Extract each line containing the string "true".

======== DATASET EXTRACT ========

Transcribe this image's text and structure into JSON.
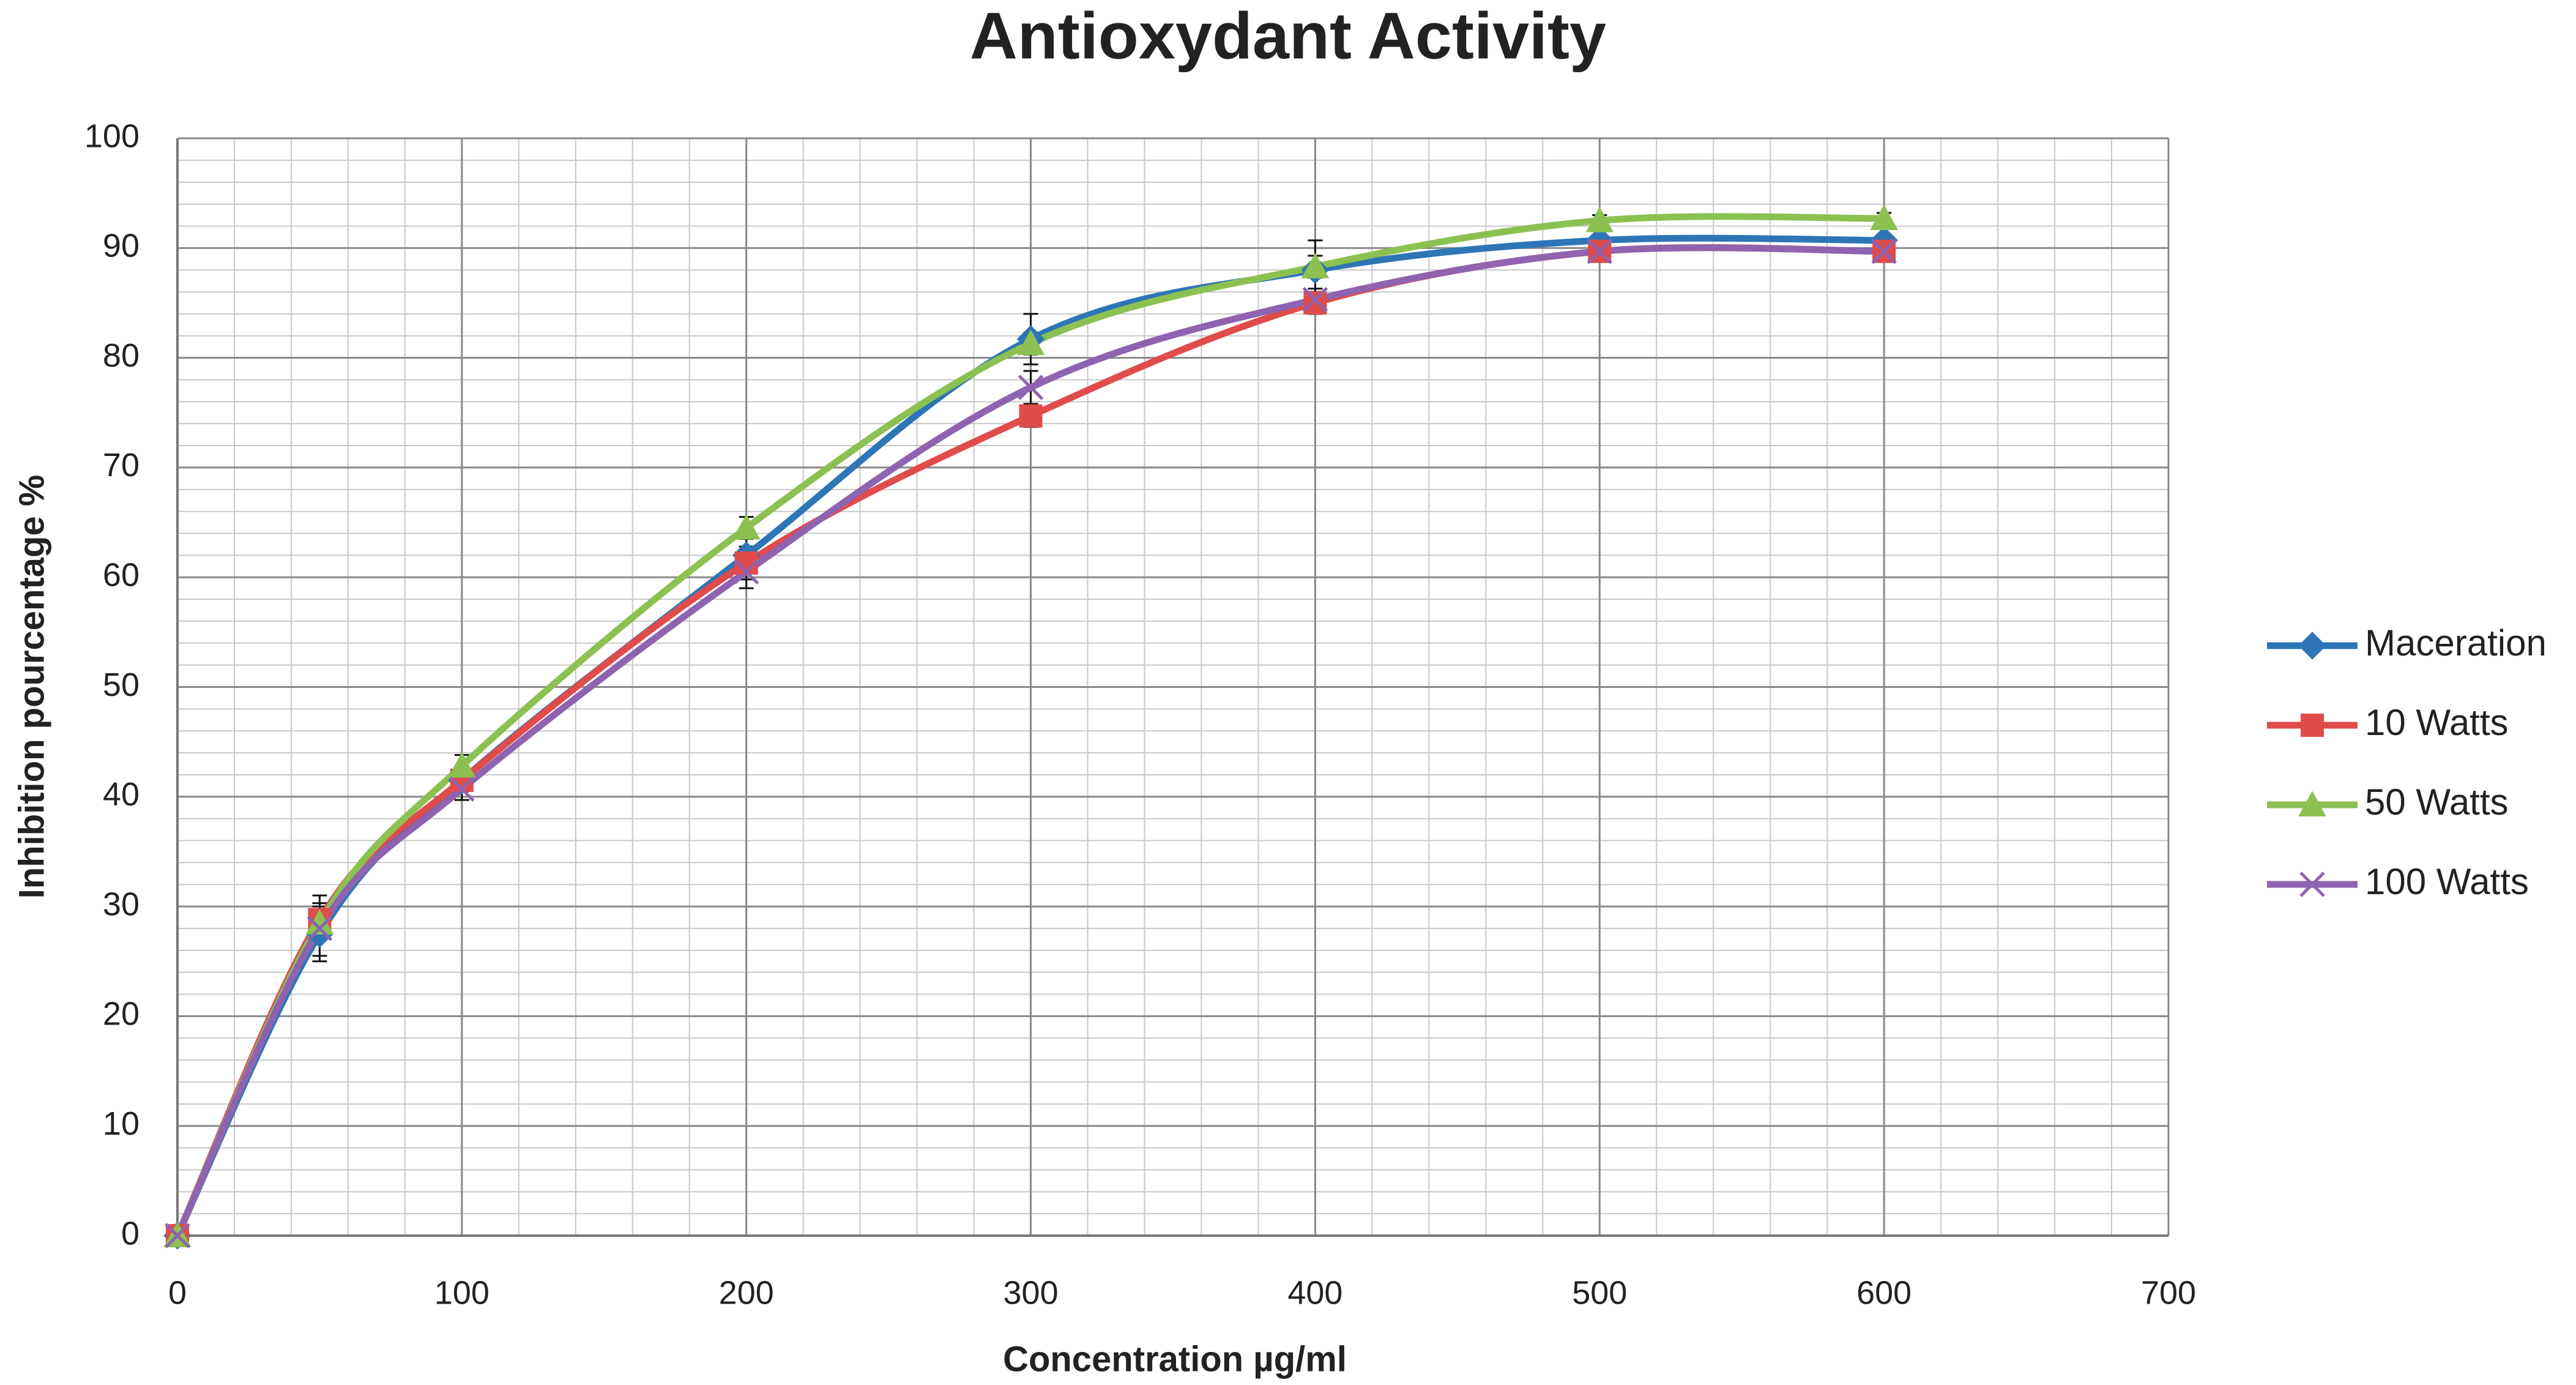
{
  "chart_data": {
    "type": "line",
    "title": "Antioxydant Activity",
    "x_label": "Concentration µg/ml",
    "y_label": "Inhibition pourcentage %",
    "x": [
      0,
      50,
      100,
      200,
      300,
      400,
      500,
      600
    ],
    "series": [
      {
        "name": "Maceration",
        "color": "#2e75b6",
        "marker": "diamond",
        "values": [
          0,
          27.5,
          41.5,
          62,
          81.7,
          88,
          90.7,
          90.7
        ],
        "errors": [
          0,
          2,
          1,
          1.5,
          2.3,
          2.7,
          0.5,
          0.5
        ]
      },
      {
        "name": "10 Watts",
        "color": "#e04b4b",
        "marker": "square",
        "values": [
          0,
          28.8,
          41.5,
          61.3,
          74.7,
          85,
          89.7,
          89.7
        ],
        "errors": [
          0,
          1.5,
          1,
          1.5,
          1,
          1,
          0.5,
          0.5
        ]
      },
      {
        "name": "50 Watts",
        "color": "#8cc152",
        "marker": "triangle",
        "values": [
          0,
          28.5,
          42.8,
          64.5,
          81.3,
          88.3,
          92.5,
          92.7
        ],
        "errors": [
          0,
          1.5,
          1,
          1,
          1,
          1,
          0.5,
          0.5
        ]
      },
      {
        "name": "100 Watts",
        "color": "#8e63b0",
        "marker": "x",
        "values": [
          0,
          28,
          40.7,
          60.5,
          77.3,
          85.3,
          89.7,
          89.7
        ],
        "errors": [
          0,
          3,
          1,
          1.5,
          1.5,
          1,
          0.5,
          0.5
        ]
      }
    ],
    "xlim": [
      0,
      700
    ],
    "xticks": [
      0,
      100,
      200,
      300,
      400,
      500,
      600,
      700
    ],
    "ylim": [
      0,
      100
    ],
    "yticks": [
      0,
      10,
      20,
      30,
      40,
      50,
      60,
      70,
      80,
      90,
      100
    ],
    "grid": true,
    "minor_grid": true,
    "smooth": true,
    "legend": "right"
  }
}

========

◆ SOLUTION
    "grid": true,
    "minor_grid": true,
    "smooth": true,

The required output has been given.